▶ _DATASET RECORDS_

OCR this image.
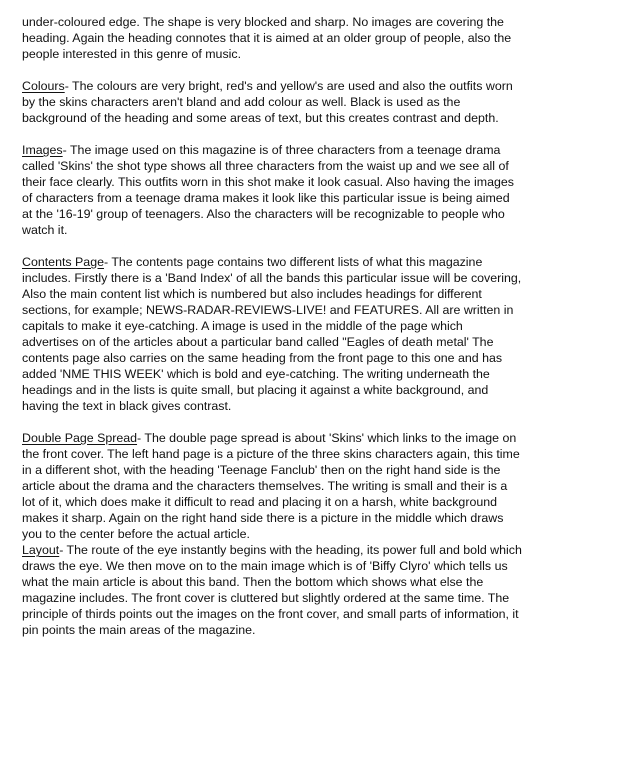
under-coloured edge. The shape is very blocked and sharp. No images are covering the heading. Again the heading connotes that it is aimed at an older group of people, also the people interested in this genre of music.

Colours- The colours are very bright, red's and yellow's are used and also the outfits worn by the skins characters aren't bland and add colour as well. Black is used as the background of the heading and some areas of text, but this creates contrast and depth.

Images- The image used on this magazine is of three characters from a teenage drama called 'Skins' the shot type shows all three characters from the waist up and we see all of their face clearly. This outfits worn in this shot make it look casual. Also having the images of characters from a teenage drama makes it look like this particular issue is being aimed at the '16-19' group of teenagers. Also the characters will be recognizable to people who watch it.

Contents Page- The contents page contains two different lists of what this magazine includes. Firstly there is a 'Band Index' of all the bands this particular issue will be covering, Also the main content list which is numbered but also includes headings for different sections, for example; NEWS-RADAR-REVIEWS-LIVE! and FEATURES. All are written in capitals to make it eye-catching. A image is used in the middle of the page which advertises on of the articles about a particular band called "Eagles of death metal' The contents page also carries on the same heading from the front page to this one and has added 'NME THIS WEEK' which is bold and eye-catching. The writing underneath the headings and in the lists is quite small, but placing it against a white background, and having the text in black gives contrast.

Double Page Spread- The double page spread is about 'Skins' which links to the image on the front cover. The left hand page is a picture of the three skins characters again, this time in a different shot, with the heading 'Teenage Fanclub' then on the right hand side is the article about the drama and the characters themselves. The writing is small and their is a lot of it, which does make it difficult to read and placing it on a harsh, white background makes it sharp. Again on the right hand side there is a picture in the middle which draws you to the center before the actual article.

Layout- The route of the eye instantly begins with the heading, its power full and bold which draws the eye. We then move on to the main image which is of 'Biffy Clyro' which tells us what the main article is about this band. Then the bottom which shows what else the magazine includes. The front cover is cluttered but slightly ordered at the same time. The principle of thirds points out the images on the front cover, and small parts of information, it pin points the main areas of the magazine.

▶ _TASK REQUIREMENTS_
State the count of lines that contain the string "time". Nothing else is needed.

▶ _CORRECT RESULT_
2